= Given request =
Write out the entries again exactly as they are given.

======

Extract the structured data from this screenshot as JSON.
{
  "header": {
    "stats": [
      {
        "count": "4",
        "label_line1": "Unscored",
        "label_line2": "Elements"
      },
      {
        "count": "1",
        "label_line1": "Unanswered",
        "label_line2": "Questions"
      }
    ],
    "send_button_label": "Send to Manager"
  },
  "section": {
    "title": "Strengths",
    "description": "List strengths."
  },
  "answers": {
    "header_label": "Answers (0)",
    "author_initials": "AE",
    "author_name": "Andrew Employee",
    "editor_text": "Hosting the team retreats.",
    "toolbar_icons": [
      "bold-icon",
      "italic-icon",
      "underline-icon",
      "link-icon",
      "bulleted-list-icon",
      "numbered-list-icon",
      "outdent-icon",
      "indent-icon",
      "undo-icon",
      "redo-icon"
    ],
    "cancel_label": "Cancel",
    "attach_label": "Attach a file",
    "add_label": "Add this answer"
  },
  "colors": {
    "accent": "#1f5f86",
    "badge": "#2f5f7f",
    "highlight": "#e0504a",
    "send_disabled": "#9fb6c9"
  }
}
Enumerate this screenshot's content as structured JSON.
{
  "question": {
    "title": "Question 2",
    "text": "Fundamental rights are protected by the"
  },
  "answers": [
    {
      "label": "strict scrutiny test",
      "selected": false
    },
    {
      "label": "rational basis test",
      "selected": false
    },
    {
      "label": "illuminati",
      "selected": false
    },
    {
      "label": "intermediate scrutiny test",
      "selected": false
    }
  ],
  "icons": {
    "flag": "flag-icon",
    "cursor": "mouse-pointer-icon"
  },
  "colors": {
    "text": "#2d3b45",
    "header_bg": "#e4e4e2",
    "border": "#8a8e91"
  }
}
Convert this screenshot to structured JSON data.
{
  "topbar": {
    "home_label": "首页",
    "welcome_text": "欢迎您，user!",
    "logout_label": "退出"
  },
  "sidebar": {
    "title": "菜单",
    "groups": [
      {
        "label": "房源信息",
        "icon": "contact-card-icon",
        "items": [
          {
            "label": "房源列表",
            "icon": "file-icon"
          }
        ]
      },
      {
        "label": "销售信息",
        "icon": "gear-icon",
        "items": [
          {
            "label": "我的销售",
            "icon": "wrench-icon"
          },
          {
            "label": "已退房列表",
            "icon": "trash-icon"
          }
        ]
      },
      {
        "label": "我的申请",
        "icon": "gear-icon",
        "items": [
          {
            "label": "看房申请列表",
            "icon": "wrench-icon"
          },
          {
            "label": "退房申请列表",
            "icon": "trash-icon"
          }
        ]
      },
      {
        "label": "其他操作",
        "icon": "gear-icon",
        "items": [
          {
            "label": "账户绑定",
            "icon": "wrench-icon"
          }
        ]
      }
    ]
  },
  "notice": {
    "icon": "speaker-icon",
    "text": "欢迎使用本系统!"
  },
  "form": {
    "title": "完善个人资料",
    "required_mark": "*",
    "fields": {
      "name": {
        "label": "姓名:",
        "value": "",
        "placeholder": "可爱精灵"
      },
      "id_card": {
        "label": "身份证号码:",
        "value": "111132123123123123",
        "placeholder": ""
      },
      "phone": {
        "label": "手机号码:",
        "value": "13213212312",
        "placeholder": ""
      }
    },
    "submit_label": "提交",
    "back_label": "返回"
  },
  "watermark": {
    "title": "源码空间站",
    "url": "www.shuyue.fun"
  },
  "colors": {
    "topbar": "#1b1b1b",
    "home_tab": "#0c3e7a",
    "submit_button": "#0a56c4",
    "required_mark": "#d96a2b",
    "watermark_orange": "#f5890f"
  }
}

======

= Answer in full =
Extract the structured data from this screenshot as JSON.
{
  "header": {
    "stats": [
      {
        "count": "4",
        "label_line1": "Unscored",
        "label_line2": "Elements"
      },
      {
        "count": "1",
        "label_line1": "Unanswered",
        "label_line2": "Questions"
      }
    ],
    "send_button_label": "Send to Manager"
  },
  "section": {
    "title": "Strengths",
    "description": "List strengths."
  },
  "answers": {
    "header_label": "Answers (0)",
    "author_initials": "AE",
    "author_name": "Andrew Employee",
    "editor_text": "Hosting the team retreats.",
    "toolbar_icons": [
      "bold-icon",
      "italic-icon",
      "underline-icon",
      "link-icon",
      "bulleted-list-icon",
      "numbered-list-icon",
      "outdent-icon",
      "indent-icon",
      "undo-icon",
      "redo-icon"
    ],
    "cancel_label": "Cancel",
    "attach_label": "Attach a file",
    "add_label": "Add this answer"
  },
  "colors": {
    "accent": "#1f5f86",
    "badge": "#2f5f7f",
    "highlight": "#e0504a",
    "send_disabled": "#9fb6c9"
  }
}
Enumerate this screenshot's content as structured JSON.
{
  "question": {
    "title": "Question 2",
    "text": "Fundamental rights are protected by the"
  },
  "answers": [
    {
      "label": "strict scrutiny test",
      "selected": false
    },
    {
      "label": "rational basis test",
      "selected": false
    },
    {
      "label": "illuminati",
      "selected": false
    },
    {
      "label": "intermediate scrutiny test",
      "selected": false
    }
  ],
  "icons": {
    "flag": "flag-icon",
    "cursor": "mouse-pointer-icon"
  },
  "colors": {
    "text": "#2d3b45",
    "header_bg": "#e4e4e2",
    "border": "#8a8e91"
  }
}
Convert this screenshot to structured JSON data.
{
  "topbar": {
    "home_label": "首页",
    "welcome_text": "欢迎您，user!",
    "logout_label": "退出"
  },
  "sidebar": {
    "title": "菜单",
    "groups": [
      {
        "label": "房源信息",
        "icon": "contact-card-icon",
        "items": [
          {
            "label": "房源列表",
            "icon": "file-icon"
          }
        ]
      },
      {
        "label": "销售信息",
        "icon": "gear-icon",
        "items": [
          {
            "label": "我的销售",
            "icon": "wrench-icon"
          },
          {
            "label": "已退房列表",
            "icon": "trash-icon"
          }
        ]
      },
      {
        "label": "我的申请",
        "icon": "gear-icon",
        "items": [
          {
            "label": "看房申请列表",
            "icon": "wrench-icon"
          },
          {
            "label": "退房申请列表",
            "icon": "trash-icon"
          }
        ]
      },
      {
        "label": "其他操作",
        "icon": "gear-icon",
        "items": [
          {
            "label": "账户绑定",
            "icon": "wrench-icon"
          }
        ]
      }
    ]
  },
  "notice": {
    "icon": "speaker-icon",
    "text": "欢迎使用本系统!"
  },
  "form": {
    "title": "完善个人资料",
    "required_mark": "*",
    "fields": {
      "name": {
        "label": "姓名:",
        "value": "",
        "placeholder": "可爱精灵"
      },
      "id_card": {
        "label": "身份证号码:",
        "value": "111132123123123123",
        "placeholder": ""
      },
      "phone": {
        "label": "手机号码:",
        "value": "13213212312",
        "placeholder": ""
      }
    },
    "submit_label": "提交",
    "back_label": "返回"
  },
  "watermark": {
    "title": "源码空间站",
    "url": "www.shuyue.fun"
  },
  "colors": {
    "topbar": "#1b1b1b",
    "home_tab": "#0c3e7a",
    "submit_button": "#0a56c4",
    "required_mark": "#d96a2b",
    "watermark_orange": "#f5890f"
  }
}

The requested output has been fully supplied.